**DATA FOR THIS TASK**

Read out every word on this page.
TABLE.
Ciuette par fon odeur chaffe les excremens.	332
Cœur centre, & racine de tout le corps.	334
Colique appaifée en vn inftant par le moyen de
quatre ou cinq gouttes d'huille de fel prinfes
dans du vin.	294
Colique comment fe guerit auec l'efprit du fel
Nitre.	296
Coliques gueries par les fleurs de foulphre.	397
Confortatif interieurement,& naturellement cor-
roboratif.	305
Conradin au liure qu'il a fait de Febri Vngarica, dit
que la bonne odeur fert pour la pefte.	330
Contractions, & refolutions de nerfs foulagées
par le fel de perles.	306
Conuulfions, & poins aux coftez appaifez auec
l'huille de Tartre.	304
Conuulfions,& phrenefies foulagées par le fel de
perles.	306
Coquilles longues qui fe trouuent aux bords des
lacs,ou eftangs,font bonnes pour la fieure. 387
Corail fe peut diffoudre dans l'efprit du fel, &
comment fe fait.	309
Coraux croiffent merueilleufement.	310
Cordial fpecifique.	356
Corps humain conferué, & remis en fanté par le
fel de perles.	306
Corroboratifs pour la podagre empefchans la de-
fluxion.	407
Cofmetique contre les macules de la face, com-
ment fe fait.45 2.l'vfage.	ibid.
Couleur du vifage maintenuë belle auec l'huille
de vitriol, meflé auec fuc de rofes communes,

**TASK OBJECTIVE**
Copy, from the material, each line that holds the string "auec".

**WRITTEN ANSWER**
Colique comment fe guerit auec l'efprit du fel
Conuulfions, & poins aux coftez appaifez auec
Couleur du vifage maintenuë belle auec l'huille
de vitriol, meflé auec fuc de rofes communes,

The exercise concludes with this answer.